Provided information >>

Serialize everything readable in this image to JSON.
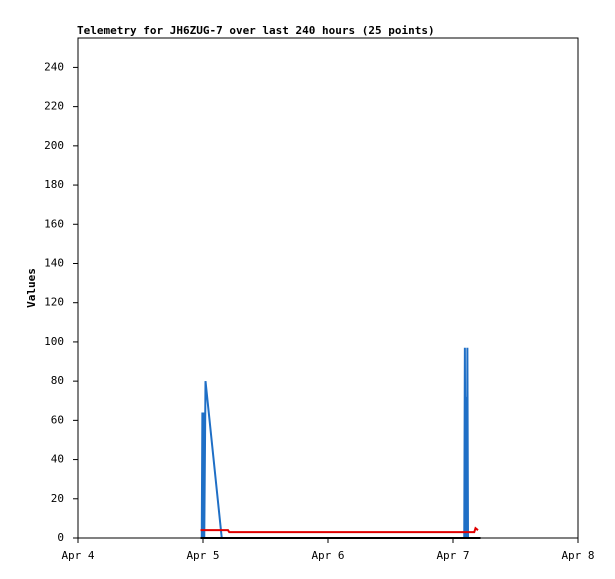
{
  "chart_data": {
    "type": "line",
    "title": "Telemetry for JH6ZUG-7 over last 240 hours (25 points)",
    "y_label": "Values",
    "xlim": [
      0,
      4
    ],
    "xticks": [
      {
        "value": 0,
        "label": "Apr 4"
      },
      {
        "value": 1,
        "label": "Apr 5"
      },
      {
        "value": 2,
        "label": "Apr 6"
      },
      {
        "value": 3,
        "label": "Apr 7"
      },
      {
        "value": 4,
        "label": "Apr 8"
      }
    ],
    "ylim": [
      0,
      255
    ],
    "yticks": [
      0,
      20,
      40,
      60,
      80,
      100,
      120,
      140,
      160,
      180,
      200,
      220,
      240
    ],
    "series": [
      {
        "color": "#1f6fc6",
        "x": [
          0.99,
          0.995,
          1.0,
          1.005,
          1.01,
          1.02,
          1.15,
          3.09,
          3.095,
          3.1,
          3.105,
          3.11,
          3.115,
          3.12
        ],
        "values": [
          0,
          64,
          0,
          64,
          0,
          80,
          0,
          0,
          97,
          0,
          72,
          0,
          97,
          0
        ]
      },
      {
        "color": "#e00000",
        "x": [
          0.98,
          1.2,
          1.21,
          3.17,
          3.18,
          3.2
        ],
        "values": [
          4,
          4,
          3,
          3,
          5,
          4
        ]
      },
      {
        "color": "#000000",
        "x": [
          0.98,
          3.22
        ],
        "values": [
          0,
          0
        ]
      }
    ]
  }
}
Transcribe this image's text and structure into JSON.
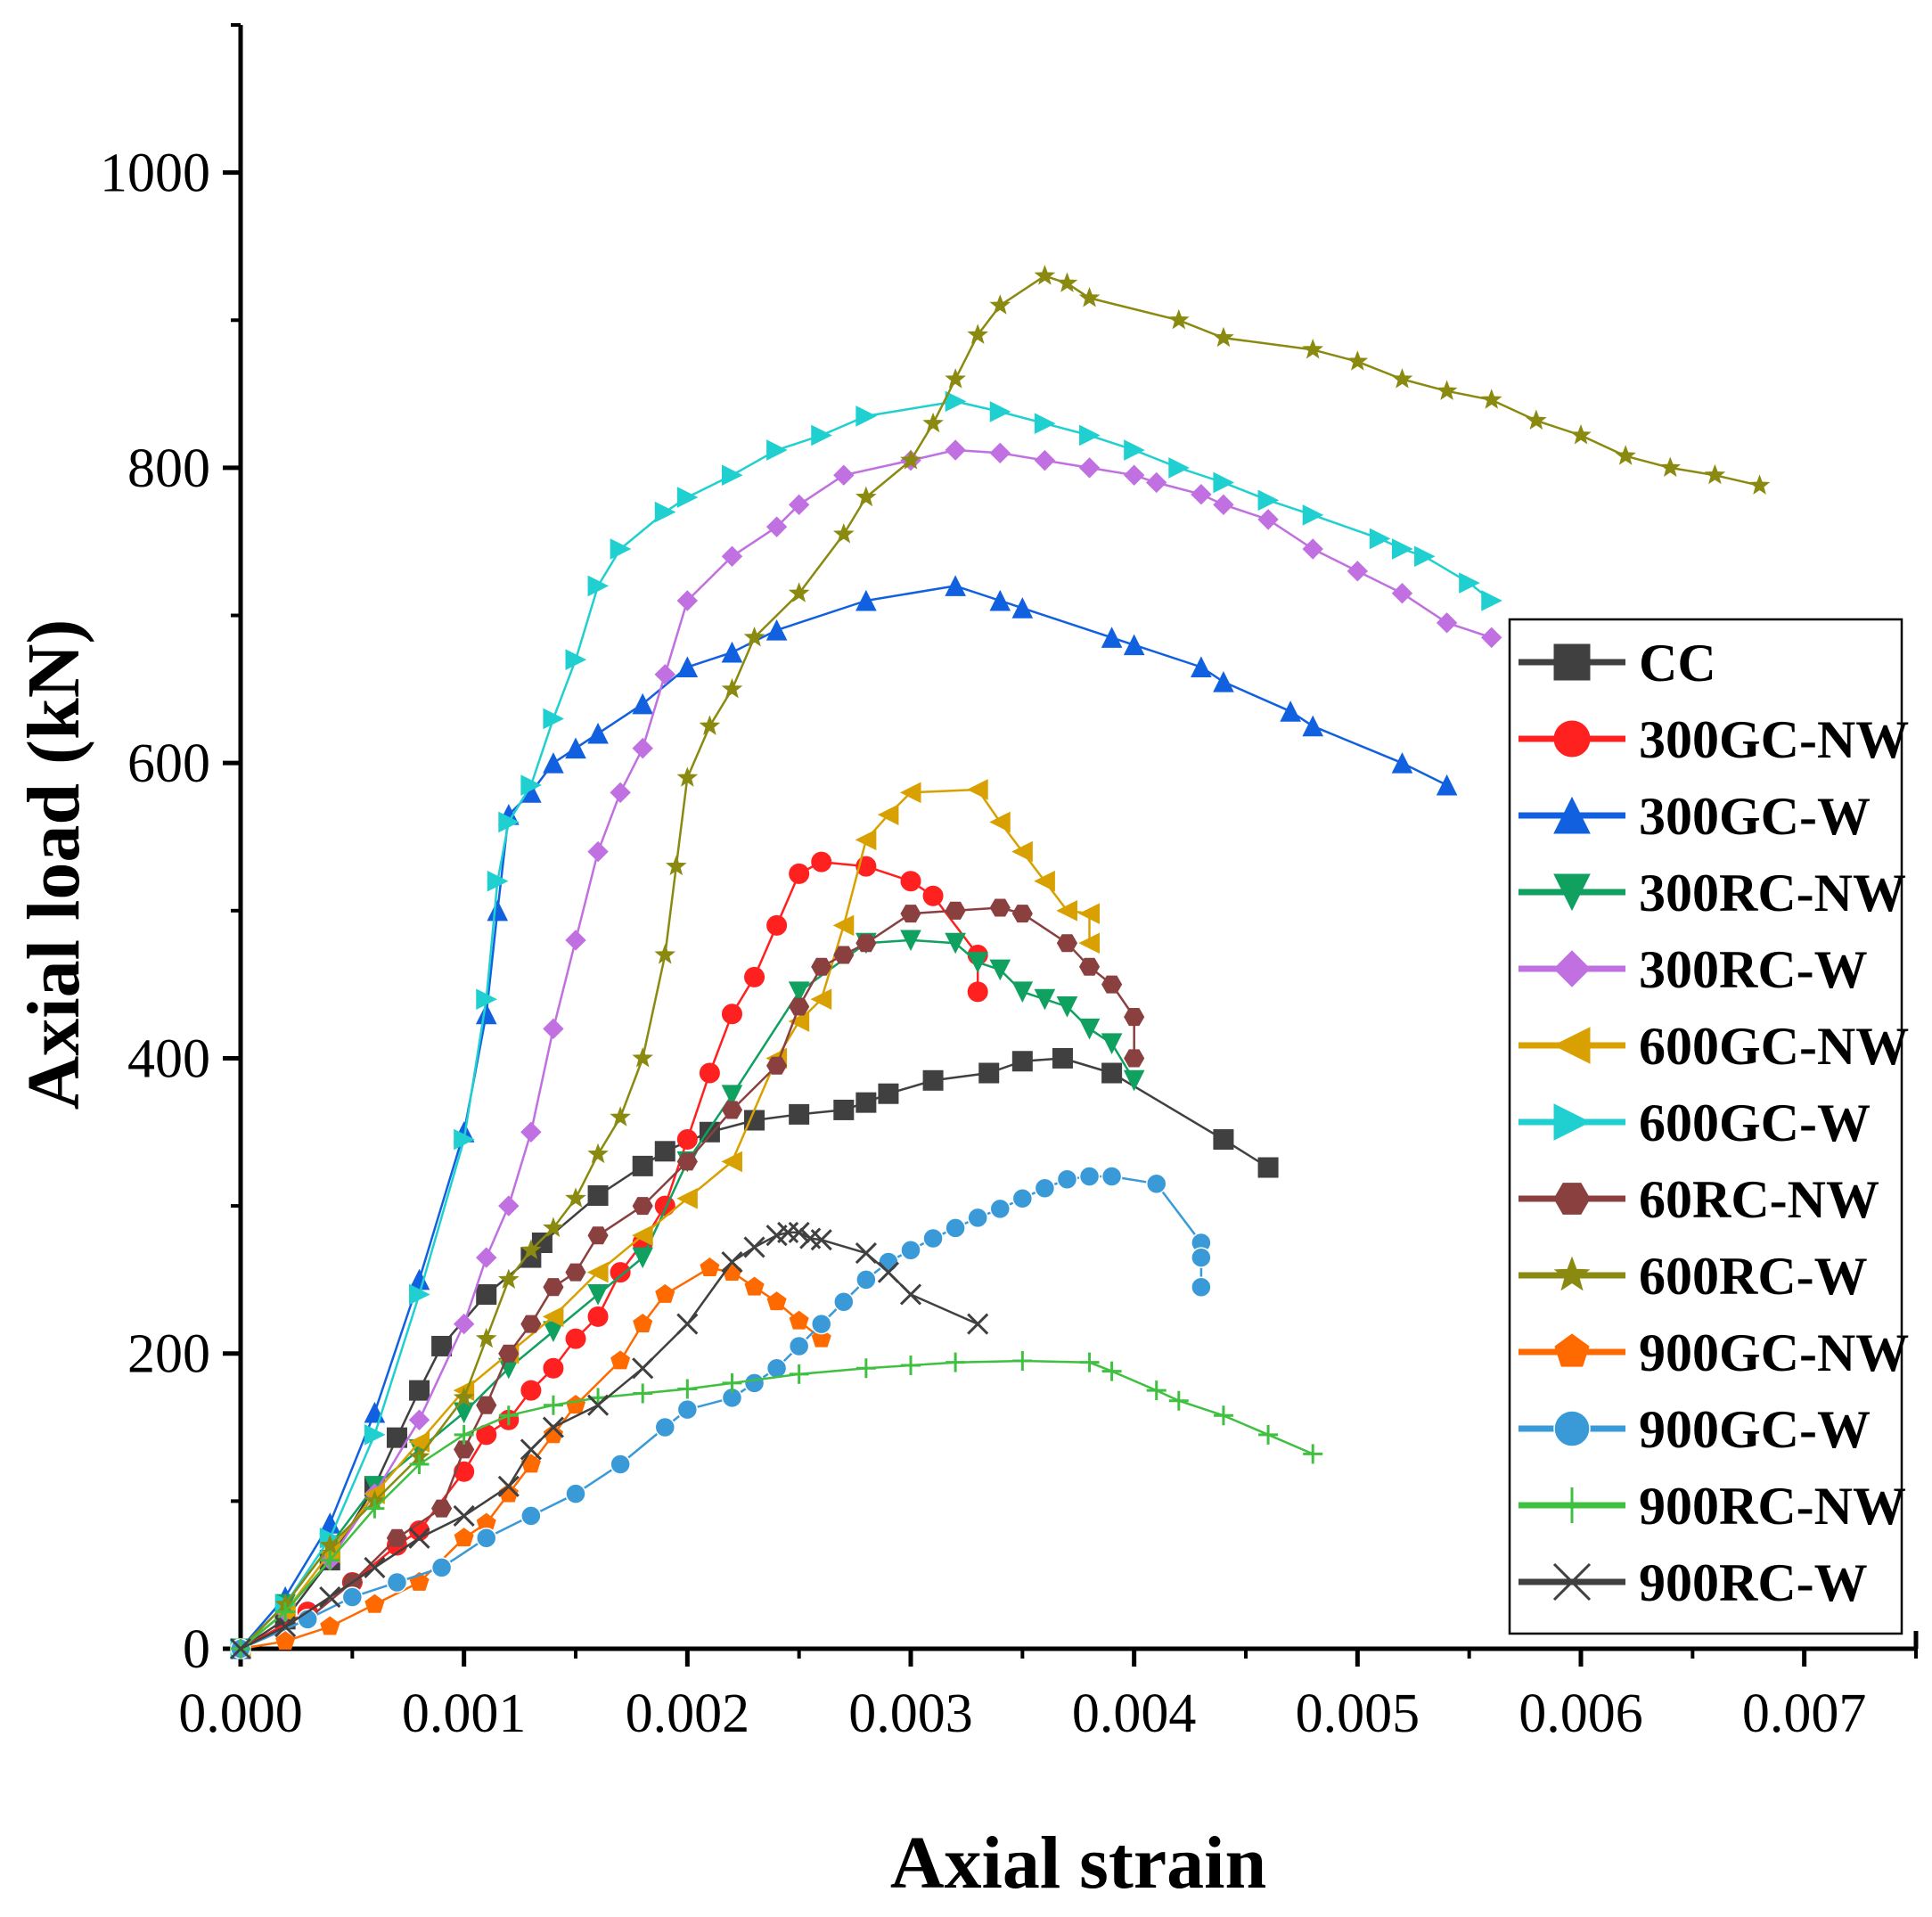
{
  "chart_data": {
    "type": "line",
    "xlabel": "Axial strain",
    "ylabel": "Axial load (kN)",
    "xlim": [
      0,
      0.0075
    ],
    "ylim": [
      0,
      1100
    ],
    "x_ticks": [
      "0.000",
      "0.001",
      "0.002",
      "0.003",
      "0.004",
      "0.005",
      "0.006",
      "0.007"
    ],
    "y_ticks": [
      "0",
      "200",
      "400",
      "600",
      "800",
      "1000"
    ],
    "x_tick_values": [
      0,
      0.001,
      0.002,
      0.003,
      0.004,
      0.005,
      0.006,
      0.007
    ],
    "y_tick_values": [
      0,
      200,
      400,
      600,
      800,
      1000
    ],
    "legend_position": "right",
    "series": [
      {
        "name": "CC",
        "color": "#404040",
        "marker": "square",
        "x": [
          0.0,
          0.0002,
          0.0004,
          0.0006,
          0.0007,
          0.0008,
          0.0009,
          0.0011,
          0.0013,
          0.00135,
          0.0016,
          0.0018,
          0.0019,
          0.0021,
          0.0023,
          0.0025,
          0.0027,
          0.0028,
          0.0029,
          0.0031,
          0.00335,
          0.0035,
          0.00368,
          0.0039,
          0.0044,
          0.0046
        ],
        "y": [
          0,
          20,
          60,
          110,
          143,
          175,
          205,
          240,
          265,
          275,
          307,
          327,
          337,
          350,
          358,
          362,
          365,
          370,
          376,
          385,
          390,
          398,
          400,
          390,
          345,
          326
        ]
      },
      {
        "name": "300GC-NW",
        "color": "#ff2020",
        "marker": "circle",
        "x": [
          0.0,
          0.0003,
          0.0005,
          0.0007,
          0.0008,
          0.001,
          0.0011,
          0.0012,
          0.0013,
          0.0014,
          0.0015,
          0.0016,
          0.0017,
          0.0018,
          0.0019,
          0.002,
          0.0021,
          0.0022,
          0.0023,
          0.0024,
          0.0025,
          0.0026,
          0.0028,
          0.003,
          0.0031,
          0.0033,
          0.0033
        ],
        "y": [
          0,
          25,
          45,
          70,
          80,
          120,
          145,
          155,
          175,
          190,
          210,
          225,
          255,
          275,
          300,
          345,
          390,
          430,
          455,
          490,
          525,
          533,
          530,
          520,
          510,
          470,
          445
        ]
      },
      {
        "name": "300GC-W",
        "color": "#1060e0",
        "marker": "triangle-up",
        "x": [
          0.0,
          0.0002,
          0.0004,
          0.0006,
          0.0008,
          0.001,
          0.0011,
          0.00115,
          0.0012,
          0.0013,
          0.0014,
          0.0015,
          0.0016,
          0.0018,
          0.002,
          0.0022,
          0.0024,
          0.0028,
          0.0032,
          0.0034,
          0.0035,
          0.0039,
          0.004,
          0.0043,
          0.0044,
          0.0047,
          0.0048,
          0.0052,
          0.0054
        ],
        "y": [
          0,
          35,
          85,
          160,
          250,
          350,
          430,
          500,
          565,
          580,
          600,
          610,
          620,
          640,
          665,
          675,
          690,
          710,
          720,
          710,
          705,
          685,
          680,
          665,
          655,
          635,
          625,
          600,
          585
        ]
      },
      {
        "name": "300RC-NW",
        "color": "#10a060",
        "marker": "triangle-down",
        "x": [
          0.0,
          0.0002,
          0.0004,
          0.0006,
          0.0008,
          0.001,
          0.0012,
          0.0014,
          0.0016,
          0.0018,
          0.002,
          0.0022,
          0.0025,
          0.0028,
          0.003,
          0.0032,
          0.0033,
          0.0034,
          0.0035,
          0.0036,
          0.0037,
          0.0038,
          0.0039,
          0.004
        ],
        "y": [
          0,
          30,
          70,
          110,
          135,
          160,
          190,
          215,
          240,
          265,
          330,
          375,
          445,
          478,
          480,
          478,
          465,
          460,
          445,
          440,
          435,
          420,
          410,
          385
        ]
      },
      {
        "name": "300RC-W",
        "color": "#c070e0",
        "marker": "diamond",
        "x": [
          0.0,
          0.0002,
          0.0004,
          0.0006,
          0.0008,
          0.001,
          0.0011,
          0.0012,
          0.0013,
          0.0014,
          0.0015,
          0.0016,
          0.0017,
          0.0018,
          0.0019,
          0.002,
          0.0022,
          0.0024,
          0.0025,
          0.0027,
          0.003,
          0.0032,
          0.0034,
          0.0036,
          0.0038,
          0.004,
          0.0041,
          0.0043,
          0.0044,
          0.0046,
          0.0048,
          0.005,
          0.0052,
          0.0054,
          0.0056
        ],
        "y": [
          0,
          25,
          60,
          105,
          155,
          220,
          265,
          300,
          350,
          420,
          480,
          540,
          580,
          610,
          660,
          710,
          740,
          760,
          775,
          795,
          805,
          812,
          810,
          805,
          800,
          795,
          790,
          782,
          775,
          765,
          745,
          730,
          715,
          695,
          685
        ]
      },
      {
        "name": "600GC-NW",
        "color": "#d8a000",
        "marker": "triangle-left",
        "x": [
          0.0,
          0.0002,
          0.0004,
          0.0006,
          0.0008,
          0.001,
          0.0012,
          0.0014,
          0.0016,
          0.0018,
          0.002,
          0.0022,
          0.0024,
          0.0025,
          0.0026,
          0.0027,
          0.0028,
          0.0029,
          0.003,
          0.0033,
          0.0034,
          0.0035,
          0.0036,
          0.0037,
          0.0038,
          0.0038
        ],
        "y": [
          0,
          25,
          65,
          105,
          140,
          175,
          200,
          225,
          255,
          280,
          305,
          330,
          400,
          425,
          440,
          490,
          548,
          565,
          580,
          582,
          560,
          540,
          520,
          500,
          498,
          478
        ]
      },
      {
        "name": "600GC-W",
        "color": "#20d0d0",
        "marker": "triangle-right",
        "x": [
          0.0,
          0.0002,
          0.0004,
          0.0006,
          0.0008,
          0.001,
          0.0011,
          0.00115,
          0.0012,
          0.0013,
          0.0014,
          0.0015,
          0.0016,
          0.0017,
          0.0019,
          0.002,
          0.0022,
          0.0024,
          0.0026,
          0.0028,
          0.0032,
          0.0034,
          0.0036,
          0.0038,
          0.004,
          0.0042,
          0.0044,
          0.0046,
          0.0048,
          0.0051,
          0.0052,
          0.0053,
          0.0055,
          0.0056
        ],
        "y": [
          0,
          30,
          75,
          145,
          240,
          345,
          440,
          520,
          560,
          585,
          630,
          670,
          720,
          745,
          770,
          780,
          795,
          812,
          822,
          835,
          845,
          838,
          830,
          822,
          812,
          800,
          790,
          778,
          768,
          752,
          745,
          740,
          722,
          710
        ]
      },
      {
        "name": "60RC-NW",
        "color": "#8b4040",
        "marker": "hexagon",
        "x": [
          0.0,
          0.0003,
          0.0005,
          0.0007,
          0.0009,
          0.001,
          0.0011,
          0.0012,
          0.0013,
          0.0014,
          0.0015,
          0.0016,
          0.0018,
          0.002,
          0.0022,
          0.0024,
          0.0025,
          0.0026,
          0.0027,
          0.0028,
          0.003,
          0.0032,
          0.0034,
          0.0035,
          0.0037,
          0.0038,
          0.0039,
          0.004,
          0.004
        ],
        "y": [
          0,
          20,
          45,
          75,
          95,
          135,
          165,
          200,
          220,
          245,
          255,
          280,
          300,
          330,
          365,
          395,
          435,
          462,
          470,
          478,
          498,
          500,
          502,
          498,
          478,
          462,
          450,
          428,
          400
        ]
      },
      {
        "name": "600RC-W",
        "color": "#8a8a10",
        "marker": "star",
        "x": [
          0.0,
          0.0002,
          0.0004,
          0.0006,
          0.0008,
          0.001,
          0.0011,
          0.0012,
          0.0013,
          0.0014,
          0.0015,
          0.0016,
          0.0017,
          0.0018,
          0.0019,
          0.00195,
          0.002,
          0.0021,
          0.0022,
          0.0023,
          0.0025,
          0.0027,
          0.0028,
          0.003,
          0.0031,
          0.0032,
          0.0033,
          0.0034,
          0.0036,
          0.0037,
          0.0038,
          0.0042,
          0.0044,
          0.0048,
          0.005,
          0.0052,
          0.0054,
          0.0056,
          0.0058,
          0.006,
          0.0062,
          0.0064,
          0.0066,
          0.0068
        ],
        "y": [
          0,
          30,
          70,
          100,
          130,
          170,
          210,
          250,
          270,
          285,
          305,
          335,
          360,
          400,
          470,
          530,
          590,
          625,
          650,
          685,
          715,
          755,
          780,
          805,
          830,
          860,
          890,
          910,
          930,
          925,
          915,
          900,
          888,
          880,
          872,
          860,
          852,
          846,
          832,
          822,
          808,
          800,
          795,
          788
        ]
      },
      {
        "name": "900GC-NW",
        "color": "#ff6a00",
        "marker": "pentagon",
        "x": [
          0.0,
          0.0002,
          0.0004,
          0.0006,
          0.0008,
          0.001,
          0.0011,
          0.0012,
          0.0013,
          0.0014,
          0.0015,
          0.0017,
          0.0018,
          0.0019,
          0.0021,
          0.0022,
          0.0023,
          0.0024,
          0.0025,
          0.0026
        ],
        "y": [
          0,
          5,
          15,
          30,
          45,
          75,
          85,
          105,
          125,
          145,
          165,
          195,
          220,
          240,
          258,
          255,
          245,
          235,
          222,
          210
        ]
      },
      {
        "name": "900GC-W",
        "color": "#3a9ad8",
        "marker": "sphere",
        "x": [
          0.0,
          0.0003,
          0.0005,
          0.0007,
          0.0009,
          0.0011,
          0.0013,
          0.0015,
          0.0017,
          0.0019,
          0.002,
          0.0022,
          0.0023,
          0.0024,
          0.0025,
          0.0026,
          0.0027,
          0.0028,
          0.0029,
          0.003,
          0.0031,
          0.0032,
          0.0033,
          0.0034,
          0.0035,
          0.0036,
          0.0037,
          0.0038,
          0.0039,
          0.0041,
          0.0043,
          0.0043,
          0.0043
        ],
        "y": [
          0,
          20,
          35,
          45,
          55,
          75,
          90,
          105,
          125,
          150,
          162,
          170,
          180,
          190,
          205,
          220,
          235,
          250,
          262,
          270,
          278,
          285,
          292,
          298,
          305,
          312,
          318,
          320,
          320,
          315,
          275,
          265,
          245
        ]
      },
      {
        "name": "900RC-NW",
        "color": "#40c040",
        "marker": "plus",
        "x": [
          0.0,
          0.0002,
          0.0004,
          0.0006,
          0.0008,
          0.001,
          0.0012,
          0.0014,
          0.0016,
          0.0018,
          0.002,
          0.0022,
          0.0025,
          0.0028,
          0.003,
          0.0032,
          0.0035,
          0.0038,
          0.0039,
          0.0041,
          0.0042,
          0.0044,
          0.0046,
          0.0048
        ],
        "y": [
          0,
          25,
          60,
          95,
          125,
          145,
          158,
          165,
          170,
          173,
          176,
          180,
          186,
          190,
          192,
          194,
          195,
          194,
          188,
          175,
          168,
          158,
          145,
          132
        ]
      },
      {
        "name": "900RC-W",
        "color": "#404040",
        "marker": "x",
        "x": [
          0.0,
          0.0002,
          0.0004,
          0.0006,
          0.0008,
          0.001,
          0.0012,
          0.0013,
          0.0014,
          0.0016,
          0.0018,
          0.002,
          0.0022,
          0.0023,
          0.0024,
          0.00245,
          0.0025,
          0.00255,
          0.0026,
          0.0028,
          0.0029,
          0.003,
          0.0033
        ],
        "y": [
          0,
          15,
          35,
          55,
          75,
          90,
          110,
          135,
          150,
          165,
          190,
          220,
          262,
          272,
          280,
          282,
          282,
          278,
          277,
          268,
          255,
          240,
          220
        ]
      }
    ]
  }
}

Task goal >> Check the data for the word "Axial" and pull out the lines that have it.

Response >>
    "xlabel": "Axial strain",
    "ylabel": "Axial load (kN)",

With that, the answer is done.